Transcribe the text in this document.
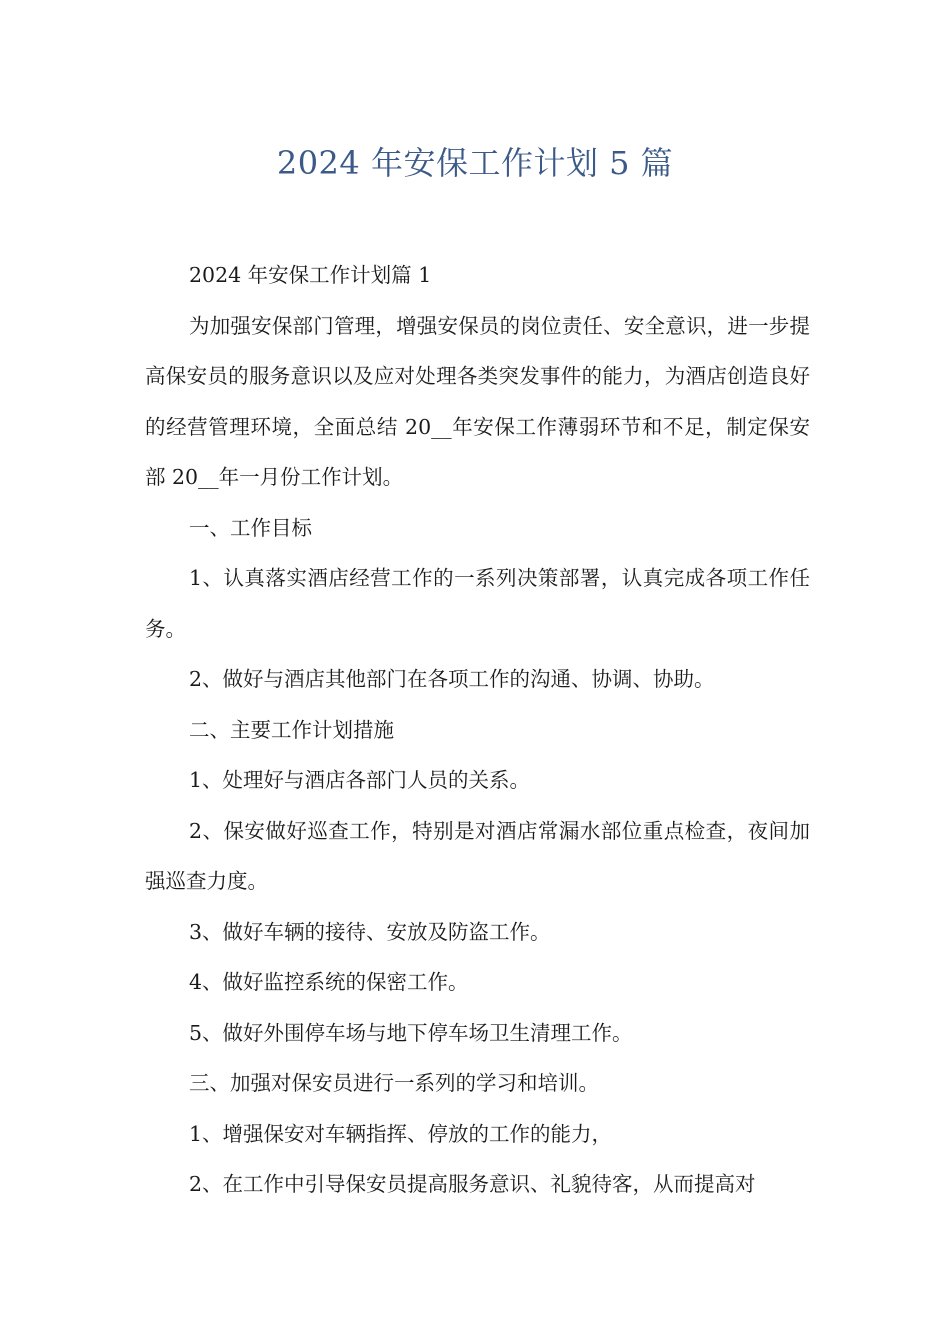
2024 年安保工作计划 5 篇

2024 年安保工作计划篇 1

为加强安保部门管理，增强安保员的岗位责任、安全意识，进一步提高保安员的服务意识以及应对处理各类突发事件的能力，为酒店创造良好的经营管理环境，全面总结 20__年安保工作薄弱环节和不足，制定保安部 20__年一月份工作计划。

一、工作目标

1、认真落实酒店经营工作的一系列决策部署，认真完成各项工作任务。

2、做好与酒店其他部门在各项工作的沟通、协调、协助。

二、主要工作计划措施

1、处理好与酒店各部门人员的关系。

2、保安做好巡查工作，特别是对酒店常漏水部位重点检查，夜间加强巡查力度。

3、做好车辆的接待、安放及防盗工作。

4、做好监控系统的保密工作。

5、做好外围停车场与地下停车场卫生清理工作。

三、加强对保安员进行一系列的学习和培训。

1、增强保安对车辆指挥、停放的工作的能力，

2、在工作中引导保安员提高服务意识、礼貌待客，从而提高对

Directions: Transcribe all of the entries word for word, but skip any pictures they contain.

Output of the exercise:
Transcribe the text in this document.
2024 年安保工作计划 5 篇

2024 年安保工作计划篇 1

为加强安保部门管理，增强安保员的岗位责任、安全意识，进一步提高保安员的服务意识以及应对处理各类突发事件的能力，为酒店创造良好的经营管理环境，全面总结 20__年安保工作薄弱环节和不足，制定保安部 20__年一月份工作计划。

一、工作目标

1、认真落实酒店经营工作的一系列决策部署，认真完成各项工作任务。

2、做好与酒店其他部门在各项工作的沟通、协调、协助。

二、主要工作计划措施

1、处理好与酒店各部门人员的关系。

2、保安做好巡查工作，特别是对酒店常漏水部位重点检查，夜间加强巡查力度。

3、做好车辆的接待、安放及防盗工作。

4、做好监控系统的保密工作。

5、做好外围停车场与地下停车场卫生清理工作。

三、加强对保安员进行一系列的学习和培训。

1、增强保安对车辆指挥、停放的工作的能力，

2、在工作中引导保安员提高服务意识、礼貌待客，从而提高对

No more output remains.